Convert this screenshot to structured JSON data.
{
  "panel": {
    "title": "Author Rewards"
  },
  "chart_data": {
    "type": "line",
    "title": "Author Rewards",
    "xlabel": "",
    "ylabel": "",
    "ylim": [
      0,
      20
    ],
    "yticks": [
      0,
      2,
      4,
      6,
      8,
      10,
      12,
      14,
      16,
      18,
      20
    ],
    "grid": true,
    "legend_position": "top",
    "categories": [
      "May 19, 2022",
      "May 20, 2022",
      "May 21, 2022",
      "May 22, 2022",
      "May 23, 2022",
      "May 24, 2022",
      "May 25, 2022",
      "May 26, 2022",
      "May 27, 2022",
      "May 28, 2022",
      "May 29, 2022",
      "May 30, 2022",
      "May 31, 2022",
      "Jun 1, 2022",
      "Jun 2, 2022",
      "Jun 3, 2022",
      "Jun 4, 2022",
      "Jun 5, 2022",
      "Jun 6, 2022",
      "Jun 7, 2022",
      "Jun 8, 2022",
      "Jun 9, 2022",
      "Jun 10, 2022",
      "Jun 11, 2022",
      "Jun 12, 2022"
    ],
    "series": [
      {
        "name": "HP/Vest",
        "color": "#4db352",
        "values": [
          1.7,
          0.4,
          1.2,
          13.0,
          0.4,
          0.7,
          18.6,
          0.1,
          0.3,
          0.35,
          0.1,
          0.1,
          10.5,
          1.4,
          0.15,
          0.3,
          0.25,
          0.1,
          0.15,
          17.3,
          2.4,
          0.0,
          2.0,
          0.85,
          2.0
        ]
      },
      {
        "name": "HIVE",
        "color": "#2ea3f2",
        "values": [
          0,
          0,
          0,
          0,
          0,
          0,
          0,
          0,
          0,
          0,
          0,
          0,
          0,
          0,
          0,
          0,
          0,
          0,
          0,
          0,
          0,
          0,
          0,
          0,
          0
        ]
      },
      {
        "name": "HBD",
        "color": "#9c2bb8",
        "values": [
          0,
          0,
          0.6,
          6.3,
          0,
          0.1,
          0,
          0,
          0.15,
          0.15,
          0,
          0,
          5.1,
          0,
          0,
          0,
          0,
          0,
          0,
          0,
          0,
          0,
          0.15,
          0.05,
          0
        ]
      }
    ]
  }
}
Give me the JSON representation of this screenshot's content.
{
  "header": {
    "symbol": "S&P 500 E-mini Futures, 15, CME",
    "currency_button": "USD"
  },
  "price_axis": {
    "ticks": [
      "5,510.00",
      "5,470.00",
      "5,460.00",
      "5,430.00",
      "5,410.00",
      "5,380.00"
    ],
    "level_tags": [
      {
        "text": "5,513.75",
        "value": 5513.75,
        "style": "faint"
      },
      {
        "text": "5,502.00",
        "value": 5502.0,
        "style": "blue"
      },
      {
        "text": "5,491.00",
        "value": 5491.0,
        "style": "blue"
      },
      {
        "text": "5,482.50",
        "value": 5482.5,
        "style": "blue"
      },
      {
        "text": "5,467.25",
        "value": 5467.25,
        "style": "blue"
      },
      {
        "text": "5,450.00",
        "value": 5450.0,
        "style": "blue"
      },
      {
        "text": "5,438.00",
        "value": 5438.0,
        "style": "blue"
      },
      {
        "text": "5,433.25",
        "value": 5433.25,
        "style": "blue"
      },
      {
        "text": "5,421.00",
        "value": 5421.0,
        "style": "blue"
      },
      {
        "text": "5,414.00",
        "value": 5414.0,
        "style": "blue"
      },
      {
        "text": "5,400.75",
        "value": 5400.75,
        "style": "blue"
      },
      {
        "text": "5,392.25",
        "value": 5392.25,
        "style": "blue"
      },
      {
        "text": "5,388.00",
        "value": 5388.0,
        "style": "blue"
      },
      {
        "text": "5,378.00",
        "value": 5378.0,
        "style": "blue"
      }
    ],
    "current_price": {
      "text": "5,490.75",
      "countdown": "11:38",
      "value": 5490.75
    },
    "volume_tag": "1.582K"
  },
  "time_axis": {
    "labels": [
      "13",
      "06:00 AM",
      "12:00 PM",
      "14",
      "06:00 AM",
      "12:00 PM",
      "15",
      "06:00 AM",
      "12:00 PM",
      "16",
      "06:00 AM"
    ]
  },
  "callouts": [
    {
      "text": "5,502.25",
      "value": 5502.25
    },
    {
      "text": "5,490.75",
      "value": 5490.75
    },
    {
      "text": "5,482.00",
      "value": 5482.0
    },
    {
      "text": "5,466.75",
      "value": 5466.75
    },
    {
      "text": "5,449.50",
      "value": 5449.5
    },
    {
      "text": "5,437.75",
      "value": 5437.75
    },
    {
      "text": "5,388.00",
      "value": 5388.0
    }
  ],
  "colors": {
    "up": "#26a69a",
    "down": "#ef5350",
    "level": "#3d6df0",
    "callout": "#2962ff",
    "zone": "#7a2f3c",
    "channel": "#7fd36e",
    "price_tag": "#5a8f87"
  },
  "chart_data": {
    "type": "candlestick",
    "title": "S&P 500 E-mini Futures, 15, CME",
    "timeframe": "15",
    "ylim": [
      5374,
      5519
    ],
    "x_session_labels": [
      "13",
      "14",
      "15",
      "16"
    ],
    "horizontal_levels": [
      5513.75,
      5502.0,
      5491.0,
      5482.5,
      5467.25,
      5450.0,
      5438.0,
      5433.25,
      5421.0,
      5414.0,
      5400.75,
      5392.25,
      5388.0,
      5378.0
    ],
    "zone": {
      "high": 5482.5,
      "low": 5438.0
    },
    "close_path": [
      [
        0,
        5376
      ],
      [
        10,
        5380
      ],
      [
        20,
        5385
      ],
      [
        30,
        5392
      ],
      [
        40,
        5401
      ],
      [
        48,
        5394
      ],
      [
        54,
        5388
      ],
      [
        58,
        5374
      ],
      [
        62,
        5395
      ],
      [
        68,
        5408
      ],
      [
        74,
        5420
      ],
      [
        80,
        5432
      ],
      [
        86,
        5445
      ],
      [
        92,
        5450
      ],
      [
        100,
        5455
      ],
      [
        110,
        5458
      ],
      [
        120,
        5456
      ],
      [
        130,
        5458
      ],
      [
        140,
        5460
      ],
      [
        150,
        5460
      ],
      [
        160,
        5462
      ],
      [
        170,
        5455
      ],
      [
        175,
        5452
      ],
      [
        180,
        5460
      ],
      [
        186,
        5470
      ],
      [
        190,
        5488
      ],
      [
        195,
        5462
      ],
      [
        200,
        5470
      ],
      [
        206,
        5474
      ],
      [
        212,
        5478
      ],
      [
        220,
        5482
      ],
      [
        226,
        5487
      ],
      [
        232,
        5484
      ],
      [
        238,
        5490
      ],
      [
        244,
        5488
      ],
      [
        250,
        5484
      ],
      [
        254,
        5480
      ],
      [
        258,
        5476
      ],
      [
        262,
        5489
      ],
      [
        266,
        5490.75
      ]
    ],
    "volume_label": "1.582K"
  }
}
# # # #
| What is expected |
Where a line above holds the string "Author", show that line.

| Written solution |
    "title": "Author Rewards"
    "title": "Author Rewards",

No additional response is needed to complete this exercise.